## What is needed
Pictures in the records should not be copied, but every other part must be repeated exactly.

## Provided information
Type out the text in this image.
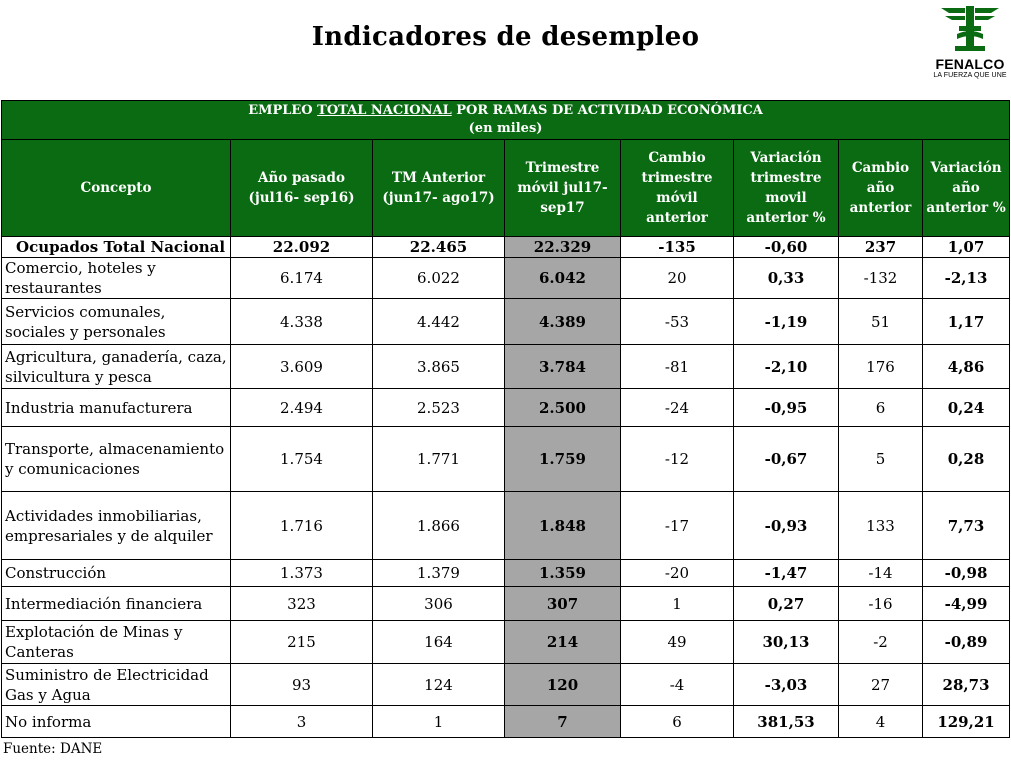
Indicadores de desempleo
FENALCO
LA FUERZA QUE UNE
EMPLEO TOTAL NACIONAL POR RAMAS DE ACTIVIDAD ECONÓMICA
(en miles)							
Concepto	Año pasado (jul16- sep16)	TM Anterior (jun17- ago17)	Trimestre móvil jul17-sep17	Cambio trimestre móvil anterior	Variación trimestre movil anterior %	Cambio año anterior	Variación año anterior %
Ocupados Total Nacional	22.092	22.465	22.329	-135	-0,60	237	1,07
Comercio, hoteles y restaurantes	6.174	6.022	6.042	20	0,33	-132	-2,13
Servicios comunales, sociales y personales	4.338	4.442	4.389	-53	-1,19	51	1,17
Agricultura, ganadería, caza, silvicultura y pesca	3.609	3.865	3.784	-81	-2,10	176	4,86
Industria manufacturera	2.494	2.523	2.500	-24	-0,95	6	0,24
Transporte, almacenamiento y comunicaciones	1.754	1.771	1.759	-12	-0,67	5	0,28
Actividades inmobiliarias, empresariales y de alquiler	1.716	1.866	1.848	-17	-0,93	133	7,73
Construcción	1.373	1.379	1.359	-20	-1,47	-14	-0,98
Intermediación financiera	323	306	307	1	0,27	-16	-4,99
Explotación de Minas y Canteras	215	164	214	49	30,13	-2	-0,89
Suministro de Electricidad Gas y Agua	93	124	120	-4	-3,03	27	28,73
No informa	3	1	7	6	381,53	4	129,21
Fuente: DANE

## Full solution
Type out the text in this image.
Indicadores de desempleo
FENALCO
LA FUERZA QUE UNE
EMPLEO TOTAL NACIONAL POR RAMAS DE ACTIVIDAD ECONÓMICA
(en miles)							
Concepto	Año pasado (jul16- sep16)	TM Anterior (jun17- ago17)	Trimestre móvil jul17-sep17	Cambio trimestre móvil anterior	Variación trimestre movil anterior %	Cambio año anterior	Variación año anterior %
Ocupados Total Nacional	22.092	22.465	22.329	-135	-0,60	237	1,07
Comercio, hoteles y restaurantes	6.174	6.022	6.042	20	0,33	-132	-2,13
Servicios comunales, sociales y personales	4.338	4.442	4.389	-53	-1,19	51	1,17
Agricultura, ganadería, caza, silvicultura y pesca	3.609	3.865	3.784	-81	-2,10	176	4,86
Industria manufacturera	2.494	2.523	2.500	-24	-0,95	6	0,24
Transporte, almacenamiento y comunicaciones	1.754	1.771	1.759	-12	-0,67	5	0,28
Actividades inmobiliarias, empresariales y de alquiler	1.716	1.866	1.848	-17	-0,93	133	7,73
Construcción	1.373	1.379	1.359	-20	-1,47	-14	-0,98
Intermediación financiera	323	306	307	1	0,27	-16	-4,99
Explotación de Minas y Canteras	215	164	214	49	30,13	-2	-0,89
Suministro de Electricidad Gas y Agua	93	124	120	-4	-3,03	27	28,73
No informa	3	1	7	6	381,53	4	129,21
Fuente: DANE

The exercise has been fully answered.